— begin —

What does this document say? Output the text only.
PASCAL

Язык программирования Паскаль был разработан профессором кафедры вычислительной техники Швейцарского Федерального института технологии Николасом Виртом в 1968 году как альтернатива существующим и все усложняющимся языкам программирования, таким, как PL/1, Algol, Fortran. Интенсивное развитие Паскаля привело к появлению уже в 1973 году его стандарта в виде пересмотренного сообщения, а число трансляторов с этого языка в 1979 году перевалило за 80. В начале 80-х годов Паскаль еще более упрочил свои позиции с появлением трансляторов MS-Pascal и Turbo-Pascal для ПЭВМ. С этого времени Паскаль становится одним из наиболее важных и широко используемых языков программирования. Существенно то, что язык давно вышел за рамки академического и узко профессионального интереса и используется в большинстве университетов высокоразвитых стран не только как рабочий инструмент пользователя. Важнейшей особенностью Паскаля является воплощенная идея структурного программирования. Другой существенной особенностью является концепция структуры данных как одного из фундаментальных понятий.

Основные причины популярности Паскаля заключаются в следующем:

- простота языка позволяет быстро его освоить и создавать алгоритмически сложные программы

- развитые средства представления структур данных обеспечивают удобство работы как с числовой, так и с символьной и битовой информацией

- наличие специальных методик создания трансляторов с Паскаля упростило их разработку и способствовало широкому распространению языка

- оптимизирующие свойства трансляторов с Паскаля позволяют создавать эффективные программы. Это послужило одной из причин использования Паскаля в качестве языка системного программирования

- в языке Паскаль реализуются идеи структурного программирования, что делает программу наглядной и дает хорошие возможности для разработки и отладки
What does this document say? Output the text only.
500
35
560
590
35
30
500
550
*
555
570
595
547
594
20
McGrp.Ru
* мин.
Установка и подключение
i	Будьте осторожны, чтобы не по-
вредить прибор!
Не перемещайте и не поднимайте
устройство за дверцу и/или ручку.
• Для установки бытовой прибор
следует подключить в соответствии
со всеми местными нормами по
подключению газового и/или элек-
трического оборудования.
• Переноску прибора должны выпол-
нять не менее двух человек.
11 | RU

— end —

Exercise brief
Print every entry exactly as written.

Response for this exercise
What does this document say? Output the text only.
PASCAL

Язык программирования Паскаль был разработан профессором кафедры вычислительной техники Швейцарского Федерального института технологии Николасом Виртом в 1968 году как альтернатива существующим и все усложняющимся языкам программирования, таким, как PL/1, Algol, Fortran. Интенсивное развитие Паскаля привело к появлению уже в 1973 году его стандарта в виде пересмотренного сообщения, а число трансляторов с этого языка в 1979 году перевалило за 80. В начале 80-х годов Паскаль еще более упрочил свои позиции с появлением трансляторов MS-Pascal и Turbo-Pascal для ПЭВМ. С этого времени Паскаль становится одним из наиболее важных и широко используемых языков программирования. Существенно то, что язык давно вышел за рамки академического и узко профессионального интереса и используется в большинстве университетов высокоразвитых стран не только как рабочий инструмент пользователя. Важнейшей особенностью Паскаля является воплощенная идея структурного программирования. Другой существенной особенностью является концепция структуры данных как одного из фундаментальных понятий.

Основные причины популярности Паскаля заключаются в следующем:

- простота языка позволяет быстро его освоить и создавать алгоритмически сложные программы

- развитые средства представления структур данных обеспечивают удобство работы как с числовой, так и с символьной и битовой информацией

- наличие специальных методик создания трансляторов с Паскаля упростило их разработку и способствовало широкому распространению языка

- оптимизирующие свойства трансляторов с Паскаля позволяют создавать эффективные программы. Это послужило одной из причин использования Паскаля в качестве языка системного программирования

- в языке Паскаль реализуются идеи структурного программирования, что делает программу наглядной и дает хорошие возможности для разработки и отладки
What does this document say? Output the text only.
500
35
560
590
35
30
500
550
*
555
570
595
547
594
20
McGrp.Ru
* мин.
Установка и подключение
i	Будьте осторожны, чтобы не по-
вредить прибор!
Не перемещайте и не поднимайте
устройство за дверцу и/или ручку.
• Для установки бытовой прибор
следует подключить в соответствии
со всеми местными нормами по
подключению газового и/или элек-
трического оборудования.
• Переноску прибора должны выпол-
нять не менее двух человек.
11 | RU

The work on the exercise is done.